------ DATA

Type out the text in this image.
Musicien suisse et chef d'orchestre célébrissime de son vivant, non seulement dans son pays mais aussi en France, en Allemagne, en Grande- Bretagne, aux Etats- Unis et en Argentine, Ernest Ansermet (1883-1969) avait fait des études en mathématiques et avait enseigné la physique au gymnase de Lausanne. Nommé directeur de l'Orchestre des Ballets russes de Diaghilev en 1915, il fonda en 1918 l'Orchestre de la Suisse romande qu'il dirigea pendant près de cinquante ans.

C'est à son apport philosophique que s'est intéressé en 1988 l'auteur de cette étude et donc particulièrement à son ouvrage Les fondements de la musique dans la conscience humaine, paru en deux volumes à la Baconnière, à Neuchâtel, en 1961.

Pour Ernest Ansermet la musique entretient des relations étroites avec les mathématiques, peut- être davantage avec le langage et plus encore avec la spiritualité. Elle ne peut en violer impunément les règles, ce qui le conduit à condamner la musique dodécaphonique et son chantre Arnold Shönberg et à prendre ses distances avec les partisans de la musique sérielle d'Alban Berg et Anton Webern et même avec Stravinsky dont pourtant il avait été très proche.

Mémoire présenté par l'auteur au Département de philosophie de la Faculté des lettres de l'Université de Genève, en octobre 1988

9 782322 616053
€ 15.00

------------

Write down all the entries again without a single difference.

Type out the text in this image.
Musicien suisse et chef d'orchestre célébrissime de son vivant, non seulement dans son pays mais aussi en France, en Allemagne, en Grande- Bretagne, aux Etats- Unis et en Argentine, Ernest Ansermet (1883-1969) avait fait des études en mathématiques et avait enseigné la physique au gymnase de Lausanne. Nommé directeur de l'Orchestre des Ballets russes de Diaghilev en 1915, il fonda en 1918 l'Orchestre de la Suisse romande qu'il dirigea pendant près de cinquante ans.

C'est à son apport philosophique que s'est intéressé en 1988 l'auteur de cette étude et donc particulièrement à son ouvrage Les fondements de la musique dans la conscience humaine, paru en deux volumes à la Baconnière, à Neuchâtel, en 1961.

Pour Ernest Ansermet la musique entretient des relations étroites avec les mathématiques, peut- être davantage avec le langage et plus encore avec la spiritualité. Elle ne peut en violer impunément les règles, ce qui le conduit à condamner la musique dodécaphonique et son chantre Arnold Shönberg et à prendre ses distances avec les partisans de la musique sérielle d'Alban Berg et Anton Webern et même avec Stravinsky dont pourtant il avait été très proche.

Mémoire présenté par l'auteur au Département de philosophie de la Faculté des lettres de l'Université de Genève, en octobre 1988

9 782322 616053
€ 15.00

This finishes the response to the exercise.